>>>>

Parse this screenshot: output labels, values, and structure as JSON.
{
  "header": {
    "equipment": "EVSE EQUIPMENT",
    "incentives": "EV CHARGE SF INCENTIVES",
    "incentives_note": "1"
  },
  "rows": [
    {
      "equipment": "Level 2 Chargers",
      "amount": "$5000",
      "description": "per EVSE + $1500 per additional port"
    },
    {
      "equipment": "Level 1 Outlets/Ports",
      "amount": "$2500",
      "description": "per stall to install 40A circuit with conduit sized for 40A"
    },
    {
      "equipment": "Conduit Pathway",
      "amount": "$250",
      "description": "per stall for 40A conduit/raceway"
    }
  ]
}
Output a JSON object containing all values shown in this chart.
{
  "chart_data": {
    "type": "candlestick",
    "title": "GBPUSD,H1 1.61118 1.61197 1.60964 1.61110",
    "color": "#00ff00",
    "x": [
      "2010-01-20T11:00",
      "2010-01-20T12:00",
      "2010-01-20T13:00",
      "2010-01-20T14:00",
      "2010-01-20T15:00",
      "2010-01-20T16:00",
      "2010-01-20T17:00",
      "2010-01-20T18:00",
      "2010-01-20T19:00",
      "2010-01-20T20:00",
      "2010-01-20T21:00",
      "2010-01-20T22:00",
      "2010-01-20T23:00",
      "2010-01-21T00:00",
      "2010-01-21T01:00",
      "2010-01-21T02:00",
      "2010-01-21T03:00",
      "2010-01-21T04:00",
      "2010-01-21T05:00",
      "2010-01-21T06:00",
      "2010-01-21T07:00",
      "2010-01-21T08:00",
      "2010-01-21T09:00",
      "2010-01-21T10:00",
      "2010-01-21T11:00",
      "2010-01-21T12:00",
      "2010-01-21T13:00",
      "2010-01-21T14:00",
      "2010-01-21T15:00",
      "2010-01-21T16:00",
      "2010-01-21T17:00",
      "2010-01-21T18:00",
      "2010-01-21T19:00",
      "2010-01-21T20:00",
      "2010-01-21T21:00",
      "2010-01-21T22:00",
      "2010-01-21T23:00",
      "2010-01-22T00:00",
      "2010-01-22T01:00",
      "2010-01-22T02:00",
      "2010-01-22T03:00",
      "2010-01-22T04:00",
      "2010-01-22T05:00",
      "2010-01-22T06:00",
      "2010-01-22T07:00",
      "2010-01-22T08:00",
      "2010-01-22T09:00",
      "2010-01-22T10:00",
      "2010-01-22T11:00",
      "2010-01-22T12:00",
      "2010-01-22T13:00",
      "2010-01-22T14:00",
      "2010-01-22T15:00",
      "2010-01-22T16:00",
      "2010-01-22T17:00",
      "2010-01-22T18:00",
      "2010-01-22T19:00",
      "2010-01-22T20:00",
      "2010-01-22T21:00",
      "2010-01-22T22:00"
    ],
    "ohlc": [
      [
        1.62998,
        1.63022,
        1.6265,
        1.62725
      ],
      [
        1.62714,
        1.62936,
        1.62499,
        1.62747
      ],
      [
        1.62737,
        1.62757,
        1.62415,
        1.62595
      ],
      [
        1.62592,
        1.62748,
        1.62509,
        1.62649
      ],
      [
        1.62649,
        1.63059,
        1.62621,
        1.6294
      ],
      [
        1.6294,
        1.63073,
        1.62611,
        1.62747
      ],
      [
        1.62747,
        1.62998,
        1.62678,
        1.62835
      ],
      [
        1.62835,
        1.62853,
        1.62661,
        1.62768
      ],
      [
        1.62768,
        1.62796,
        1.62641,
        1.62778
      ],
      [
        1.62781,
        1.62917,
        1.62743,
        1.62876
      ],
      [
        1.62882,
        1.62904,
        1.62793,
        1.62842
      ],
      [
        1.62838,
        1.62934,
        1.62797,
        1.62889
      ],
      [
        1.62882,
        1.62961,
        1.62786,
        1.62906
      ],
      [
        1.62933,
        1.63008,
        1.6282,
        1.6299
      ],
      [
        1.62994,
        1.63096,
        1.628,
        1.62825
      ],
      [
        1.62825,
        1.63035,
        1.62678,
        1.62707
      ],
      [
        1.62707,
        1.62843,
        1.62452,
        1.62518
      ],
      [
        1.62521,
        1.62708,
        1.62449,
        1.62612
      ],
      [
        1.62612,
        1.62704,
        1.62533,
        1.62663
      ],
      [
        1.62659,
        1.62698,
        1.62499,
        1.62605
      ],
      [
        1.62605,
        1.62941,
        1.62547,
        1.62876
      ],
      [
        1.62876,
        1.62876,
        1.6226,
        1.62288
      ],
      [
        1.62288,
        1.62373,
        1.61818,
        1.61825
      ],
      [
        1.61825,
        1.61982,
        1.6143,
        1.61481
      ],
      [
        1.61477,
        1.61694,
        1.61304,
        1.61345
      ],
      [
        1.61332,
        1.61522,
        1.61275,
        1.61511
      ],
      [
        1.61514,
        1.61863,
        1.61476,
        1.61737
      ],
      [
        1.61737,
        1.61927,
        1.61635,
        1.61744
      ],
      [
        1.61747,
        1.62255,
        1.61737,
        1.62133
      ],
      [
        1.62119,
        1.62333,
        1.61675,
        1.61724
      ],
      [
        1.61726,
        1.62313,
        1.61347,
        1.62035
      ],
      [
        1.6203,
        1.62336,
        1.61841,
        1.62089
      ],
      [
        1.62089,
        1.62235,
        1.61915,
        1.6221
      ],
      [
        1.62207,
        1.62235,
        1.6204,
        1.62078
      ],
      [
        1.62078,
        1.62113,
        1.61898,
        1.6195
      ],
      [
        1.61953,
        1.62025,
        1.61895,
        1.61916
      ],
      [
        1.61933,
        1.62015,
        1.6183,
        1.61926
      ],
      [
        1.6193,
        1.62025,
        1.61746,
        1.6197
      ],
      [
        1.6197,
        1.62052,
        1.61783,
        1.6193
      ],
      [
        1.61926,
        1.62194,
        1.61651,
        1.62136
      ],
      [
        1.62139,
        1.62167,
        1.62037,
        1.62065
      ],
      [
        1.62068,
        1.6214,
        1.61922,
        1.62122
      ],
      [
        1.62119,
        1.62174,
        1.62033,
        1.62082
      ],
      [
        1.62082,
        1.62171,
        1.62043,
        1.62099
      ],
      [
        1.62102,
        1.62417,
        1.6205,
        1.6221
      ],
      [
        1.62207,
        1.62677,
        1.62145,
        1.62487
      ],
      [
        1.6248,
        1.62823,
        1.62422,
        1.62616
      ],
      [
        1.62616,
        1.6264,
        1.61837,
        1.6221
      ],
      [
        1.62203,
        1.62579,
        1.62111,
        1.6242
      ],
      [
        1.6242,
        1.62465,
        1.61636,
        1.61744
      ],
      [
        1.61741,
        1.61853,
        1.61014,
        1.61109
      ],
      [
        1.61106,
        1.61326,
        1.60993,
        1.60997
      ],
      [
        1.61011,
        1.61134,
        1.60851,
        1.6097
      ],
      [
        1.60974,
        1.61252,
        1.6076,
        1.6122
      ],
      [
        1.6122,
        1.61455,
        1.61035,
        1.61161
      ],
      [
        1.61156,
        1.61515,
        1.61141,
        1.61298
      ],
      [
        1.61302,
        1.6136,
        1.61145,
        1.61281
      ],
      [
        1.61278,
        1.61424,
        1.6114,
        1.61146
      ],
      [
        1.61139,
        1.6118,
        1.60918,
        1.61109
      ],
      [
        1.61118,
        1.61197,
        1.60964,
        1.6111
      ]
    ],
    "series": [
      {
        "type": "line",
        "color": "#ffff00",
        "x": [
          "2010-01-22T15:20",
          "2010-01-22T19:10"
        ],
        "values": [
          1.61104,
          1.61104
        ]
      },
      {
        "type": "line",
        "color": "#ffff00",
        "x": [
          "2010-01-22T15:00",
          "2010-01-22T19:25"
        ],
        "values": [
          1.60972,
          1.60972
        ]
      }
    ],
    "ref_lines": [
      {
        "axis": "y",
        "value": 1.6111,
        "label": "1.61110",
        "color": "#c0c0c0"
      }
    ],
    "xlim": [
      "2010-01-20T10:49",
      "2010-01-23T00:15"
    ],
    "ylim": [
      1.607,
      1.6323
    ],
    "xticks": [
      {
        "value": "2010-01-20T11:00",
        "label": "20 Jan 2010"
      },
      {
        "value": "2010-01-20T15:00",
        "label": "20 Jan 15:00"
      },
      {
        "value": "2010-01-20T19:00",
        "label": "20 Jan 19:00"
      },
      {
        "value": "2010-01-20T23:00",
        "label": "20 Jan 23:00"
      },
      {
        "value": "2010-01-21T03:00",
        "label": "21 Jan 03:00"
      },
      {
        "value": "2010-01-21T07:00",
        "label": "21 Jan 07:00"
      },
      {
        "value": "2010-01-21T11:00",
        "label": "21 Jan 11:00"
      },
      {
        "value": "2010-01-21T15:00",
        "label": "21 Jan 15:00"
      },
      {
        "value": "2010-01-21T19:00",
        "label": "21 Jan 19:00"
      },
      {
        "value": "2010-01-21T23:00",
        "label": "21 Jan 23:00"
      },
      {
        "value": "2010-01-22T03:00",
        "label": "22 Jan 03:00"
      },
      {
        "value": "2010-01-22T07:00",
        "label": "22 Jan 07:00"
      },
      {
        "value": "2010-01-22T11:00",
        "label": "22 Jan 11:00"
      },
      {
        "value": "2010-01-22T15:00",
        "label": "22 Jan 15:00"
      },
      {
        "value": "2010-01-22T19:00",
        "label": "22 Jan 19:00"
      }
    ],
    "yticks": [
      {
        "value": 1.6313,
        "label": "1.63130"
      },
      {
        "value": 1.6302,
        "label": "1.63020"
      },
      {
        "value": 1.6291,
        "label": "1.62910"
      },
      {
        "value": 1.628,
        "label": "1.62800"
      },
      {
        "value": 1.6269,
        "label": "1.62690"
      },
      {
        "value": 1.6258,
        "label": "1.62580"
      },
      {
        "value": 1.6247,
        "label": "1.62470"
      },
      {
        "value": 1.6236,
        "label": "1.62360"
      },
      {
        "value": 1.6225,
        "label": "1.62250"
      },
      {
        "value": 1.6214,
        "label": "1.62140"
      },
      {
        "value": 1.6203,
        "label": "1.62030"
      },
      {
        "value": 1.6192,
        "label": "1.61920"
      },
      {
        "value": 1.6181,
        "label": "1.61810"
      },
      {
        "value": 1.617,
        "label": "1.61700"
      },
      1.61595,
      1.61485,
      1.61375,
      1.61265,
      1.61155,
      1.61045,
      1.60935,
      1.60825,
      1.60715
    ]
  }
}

<<<<

# [Written problem]
Find every line that holds "EVSE" and copy it.

# [In response]
    "equipment": "EVSE EQUIPMENT",
      "description": "per EVSE + $1500 per additional port"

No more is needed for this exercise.